(Annotated element entries)
►
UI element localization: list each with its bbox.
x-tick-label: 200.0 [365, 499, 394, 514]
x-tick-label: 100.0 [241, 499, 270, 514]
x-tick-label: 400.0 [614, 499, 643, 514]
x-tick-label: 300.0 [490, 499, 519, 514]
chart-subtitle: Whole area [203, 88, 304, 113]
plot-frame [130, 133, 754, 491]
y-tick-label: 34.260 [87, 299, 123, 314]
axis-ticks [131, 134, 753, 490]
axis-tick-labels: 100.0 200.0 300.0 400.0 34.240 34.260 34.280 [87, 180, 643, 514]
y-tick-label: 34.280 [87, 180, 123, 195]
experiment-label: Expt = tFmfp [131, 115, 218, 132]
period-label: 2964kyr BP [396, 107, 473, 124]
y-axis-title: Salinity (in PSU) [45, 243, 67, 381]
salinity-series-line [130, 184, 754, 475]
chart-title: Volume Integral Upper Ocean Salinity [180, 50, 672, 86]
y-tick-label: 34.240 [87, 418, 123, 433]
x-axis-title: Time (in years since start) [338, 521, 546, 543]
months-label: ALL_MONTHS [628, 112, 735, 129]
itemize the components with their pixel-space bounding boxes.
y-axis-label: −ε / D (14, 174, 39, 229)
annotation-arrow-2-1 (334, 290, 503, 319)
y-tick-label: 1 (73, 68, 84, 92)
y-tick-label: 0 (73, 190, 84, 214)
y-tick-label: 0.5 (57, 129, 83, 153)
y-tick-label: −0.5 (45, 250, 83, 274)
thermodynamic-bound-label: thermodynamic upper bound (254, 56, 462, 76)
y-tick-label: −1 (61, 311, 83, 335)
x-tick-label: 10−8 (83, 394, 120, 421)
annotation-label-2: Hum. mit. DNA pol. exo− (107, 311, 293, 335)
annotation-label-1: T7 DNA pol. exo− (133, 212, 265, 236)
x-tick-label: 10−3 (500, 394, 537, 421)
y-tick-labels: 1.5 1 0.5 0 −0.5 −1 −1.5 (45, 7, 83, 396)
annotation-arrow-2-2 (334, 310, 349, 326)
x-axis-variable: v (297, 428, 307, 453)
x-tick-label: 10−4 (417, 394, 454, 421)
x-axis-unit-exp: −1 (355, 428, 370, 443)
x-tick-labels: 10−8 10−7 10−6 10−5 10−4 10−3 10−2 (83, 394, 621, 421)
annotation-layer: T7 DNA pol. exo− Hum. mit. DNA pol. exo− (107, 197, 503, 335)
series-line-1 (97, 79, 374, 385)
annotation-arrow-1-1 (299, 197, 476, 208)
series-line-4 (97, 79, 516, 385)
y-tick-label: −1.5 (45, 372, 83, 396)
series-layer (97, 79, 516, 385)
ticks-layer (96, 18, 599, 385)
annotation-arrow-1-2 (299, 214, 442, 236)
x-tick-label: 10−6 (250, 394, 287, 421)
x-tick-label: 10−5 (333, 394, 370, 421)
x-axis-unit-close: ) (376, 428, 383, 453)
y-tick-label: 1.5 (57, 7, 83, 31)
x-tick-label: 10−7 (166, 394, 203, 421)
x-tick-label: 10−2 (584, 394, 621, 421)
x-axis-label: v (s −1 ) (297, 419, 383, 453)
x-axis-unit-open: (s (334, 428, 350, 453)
◄
* **TASK DIRECTIONS**:
Copy out every one of the lines above, character for character, with nothing changed or left out.

* **SOLUTION FOR THIS EXERCISE**:
UI element localization: list each with its bbox.
x-tick-label: 200.0 [365, 499, 394, 514]
x-tick-label: 100.0 [241, 499, 270, 514]
x-tick-label: 400.0 [614, 499, 643, 514]
x-tick-label: 300.0 [490, 499, 519, 514]
chart-subtitle: Whole area [203, 88, 304, 113]
plot-frame [130, 133, 754, 491]
y-tick-label: 34.260 [87, 299, 123, 314]
axis-ticks [131, 134, 753, 490]
axis-tick-labels: 100.0 200.0 300.0 400.0 34.240 34.260 34.280 [87, 180, 643, 514]
y-tick-label: 34.280 [87, 180, 123, 195]
experiment-label: Expt = tFmfp [131, 115, 218, 132]
period-label: 2964kyr BP [396, 107, 473, 124]
y-axis-title: Salinity (in PSU) [45, 243, 67, 381]
salinity-series-line [130, 184, 754, 475]
chart-title: Volume Integral Upper Ocean Salinity [180, 50, 672, 86]
y-tick-label: 34.240 [87, 418, 123, 433]
x-axis-title: Time (in years since start) [338, 521, 546, 543]
months-label: ALL_MONTHS [628, 112, 735, 129]
itemize the components with their pixel-space bounding boxes.
y-axis-label: −ε / D (14, 174, 39, 229)
annotation-arrow-2-1 (334, 290, 503, 319)
y-tick-label: 1 (73, 68, 84, 92)
y-tick-label: 0 (73, 190, 84, 214)
y-tick-label: 0.5 (57, 129, 83, 153)
y-tick-label: −0.5 (45, 250, 83, 274)
thermodynamic-bound-label: thermodynamic upper bound (254, 56, 462, 76)
y-tick-label: −1 (61, 311, 83, 335)
x-tick-label: 10−8 (83, 394, 120, 421)
annotation-label-2: Hum. mit. DNA pol. exo− (107, 311, 293, 335)
annotation-label-1: T7 DNA pol. exo− (133, 212, 265, 236)
x-tick-label: 10−3 (500, 394, 537, 421)
y-tick-labels: 1.5 1 0.5 0 −0.5 −1 −1.5 (45, 7, 83, 396)
annotation-arrow-2-2 (334, 310, 349, 326)
x-axis-variable: v (297, 428, 307, 453)
x-tick-label: 10−4 (417, 394, 454, 421)
x-axis-unit-exp: −1 (355, 428, 370, 443)
x-tick-labels: 10−8 10−7 10−6 10−5 10−4 10−3 10−2 (83, 394, 621, 421)
annotation-layer: T7 DNA pol. exo− Hum. mit. DNA pol. exo− (107, 197, 503, 335)
series-line-1 (97, 79, 374, 385)
annotation-arrow-1-1 (299, 197, 476, 208)
series-line-4 (97, 79, 516, 385)
y-tick-label: −1.5 (45, 372, 83, 396)
series-layer (97, 79, 516, 385)
ticks-layer (96, 18, 599, 385)
annotation-arrow-1-2 (299, 214, 442, 236)
x-tick-label: 10−6 (250, 394, 287, 421)
x-tick-label: 10−5 (333, 394, 370, 421)
x-axis-unit-close: ) (376, 428, 383, 453)
y-tick-label: 1.5 (57, 7, 83, 31)
x-tick-label: 10−7 (166, 394, 203, 421)
x-tick-label: 10−2 (584, 394, 621, 421)
x-axis-label: v (s −1 ) (297, 419, 383, 453)
x-axis-unit-open: (s (334, 428, 350, 453)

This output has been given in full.